[start Provided data]
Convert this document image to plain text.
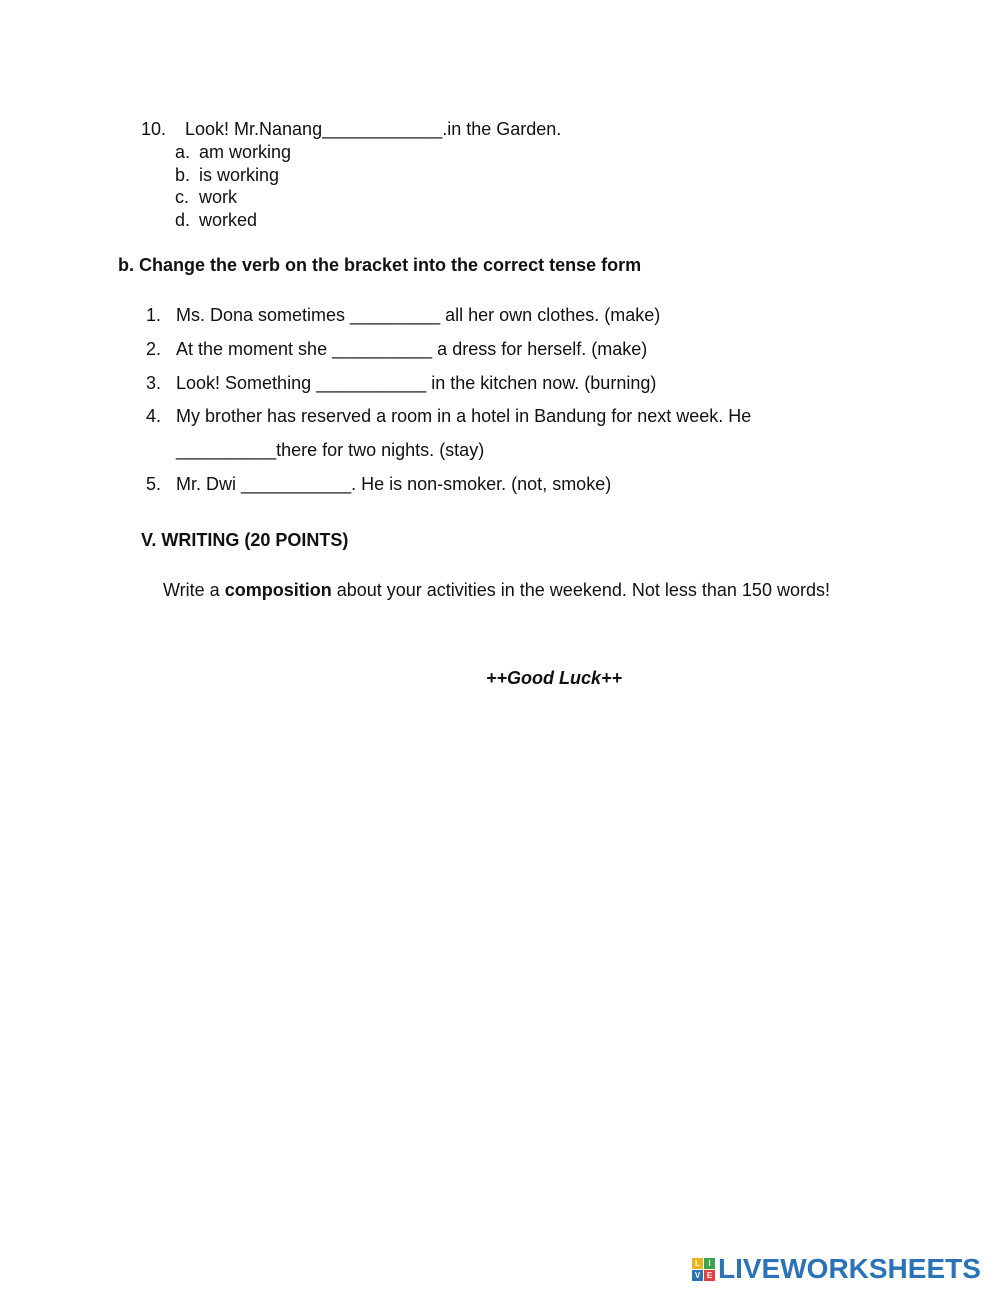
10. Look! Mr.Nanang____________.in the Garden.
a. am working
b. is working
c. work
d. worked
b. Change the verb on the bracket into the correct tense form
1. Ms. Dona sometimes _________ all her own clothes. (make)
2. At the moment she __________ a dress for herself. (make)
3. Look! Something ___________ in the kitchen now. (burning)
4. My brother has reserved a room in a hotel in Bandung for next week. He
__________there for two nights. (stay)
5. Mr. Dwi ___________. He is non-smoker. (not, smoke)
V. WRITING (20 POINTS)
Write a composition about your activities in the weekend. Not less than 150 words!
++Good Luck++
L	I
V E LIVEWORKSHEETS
[end Provided data]
[start Provided data]
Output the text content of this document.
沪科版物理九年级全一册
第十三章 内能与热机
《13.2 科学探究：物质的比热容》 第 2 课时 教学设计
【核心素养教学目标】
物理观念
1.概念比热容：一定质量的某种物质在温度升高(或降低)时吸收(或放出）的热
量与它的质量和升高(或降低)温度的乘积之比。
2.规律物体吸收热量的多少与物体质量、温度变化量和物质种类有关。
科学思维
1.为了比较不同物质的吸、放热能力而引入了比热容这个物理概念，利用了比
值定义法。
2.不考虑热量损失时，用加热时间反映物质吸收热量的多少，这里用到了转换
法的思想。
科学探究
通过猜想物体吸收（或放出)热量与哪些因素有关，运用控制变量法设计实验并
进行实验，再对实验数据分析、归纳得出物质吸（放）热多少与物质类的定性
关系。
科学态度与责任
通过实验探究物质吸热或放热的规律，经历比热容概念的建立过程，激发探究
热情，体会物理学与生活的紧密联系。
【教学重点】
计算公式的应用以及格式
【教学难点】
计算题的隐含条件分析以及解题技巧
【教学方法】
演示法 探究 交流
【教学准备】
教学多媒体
[end Provided data]
[start Provided data]
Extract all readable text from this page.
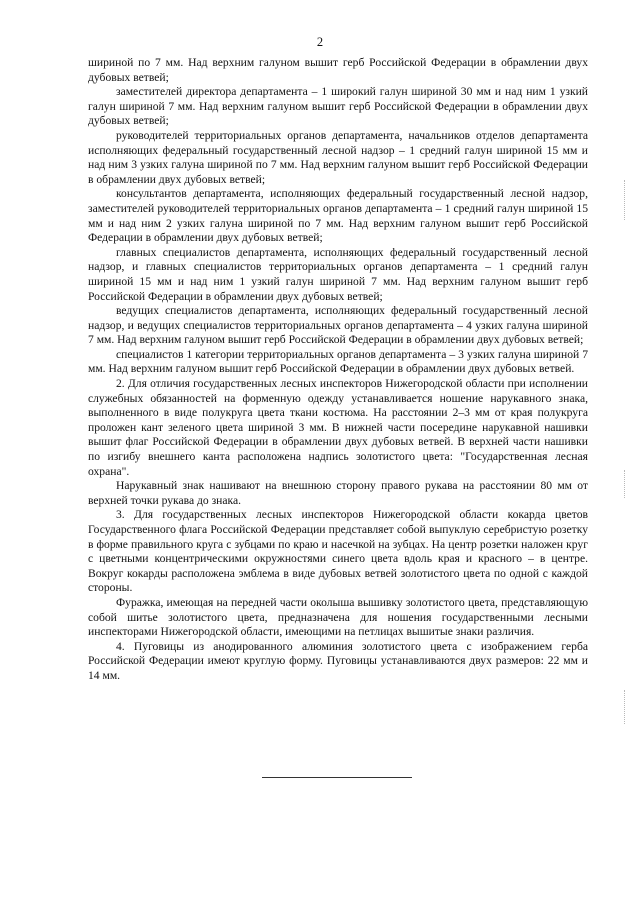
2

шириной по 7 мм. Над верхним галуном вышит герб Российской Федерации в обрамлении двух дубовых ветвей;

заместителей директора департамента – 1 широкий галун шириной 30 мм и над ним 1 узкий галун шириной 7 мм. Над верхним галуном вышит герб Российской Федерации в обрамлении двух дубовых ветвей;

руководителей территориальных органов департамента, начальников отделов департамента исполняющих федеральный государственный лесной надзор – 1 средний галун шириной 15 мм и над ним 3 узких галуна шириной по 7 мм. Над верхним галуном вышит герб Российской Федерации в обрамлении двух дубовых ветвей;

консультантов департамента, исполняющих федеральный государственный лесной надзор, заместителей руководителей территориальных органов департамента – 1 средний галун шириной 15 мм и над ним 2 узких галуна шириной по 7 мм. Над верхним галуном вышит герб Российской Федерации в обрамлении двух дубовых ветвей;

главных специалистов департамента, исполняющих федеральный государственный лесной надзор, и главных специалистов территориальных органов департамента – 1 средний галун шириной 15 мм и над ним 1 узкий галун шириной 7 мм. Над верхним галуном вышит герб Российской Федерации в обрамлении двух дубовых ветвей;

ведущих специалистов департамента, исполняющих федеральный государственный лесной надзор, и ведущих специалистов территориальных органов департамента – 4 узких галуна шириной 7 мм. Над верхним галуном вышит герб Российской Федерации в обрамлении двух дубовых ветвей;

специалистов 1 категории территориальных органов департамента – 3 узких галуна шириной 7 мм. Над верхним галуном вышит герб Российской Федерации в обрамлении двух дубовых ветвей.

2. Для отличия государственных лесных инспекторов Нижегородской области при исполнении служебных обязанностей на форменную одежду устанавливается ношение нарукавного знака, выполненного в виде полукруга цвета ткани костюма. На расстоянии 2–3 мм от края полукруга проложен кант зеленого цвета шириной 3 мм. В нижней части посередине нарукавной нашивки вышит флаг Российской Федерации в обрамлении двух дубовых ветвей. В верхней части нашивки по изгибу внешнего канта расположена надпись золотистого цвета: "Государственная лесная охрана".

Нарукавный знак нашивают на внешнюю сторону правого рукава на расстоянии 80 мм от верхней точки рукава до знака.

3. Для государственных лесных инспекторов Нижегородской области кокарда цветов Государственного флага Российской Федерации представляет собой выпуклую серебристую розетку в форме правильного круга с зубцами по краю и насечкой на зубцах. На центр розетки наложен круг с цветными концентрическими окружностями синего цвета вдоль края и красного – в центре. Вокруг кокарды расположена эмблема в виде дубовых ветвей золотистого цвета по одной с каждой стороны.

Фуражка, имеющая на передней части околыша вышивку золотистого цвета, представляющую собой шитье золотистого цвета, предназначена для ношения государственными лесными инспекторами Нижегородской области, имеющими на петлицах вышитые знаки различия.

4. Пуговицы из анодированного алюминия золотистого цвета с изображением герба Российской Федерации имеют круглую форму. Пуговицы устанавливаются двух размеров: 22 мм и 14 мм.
[end Provided data]
_What you will do_.
Pick out the lines that include the word "text" and write them out.

_Result for this task_.
Convert this document image to plain text.
Output the text content of this document.
Extract all readable text from this page.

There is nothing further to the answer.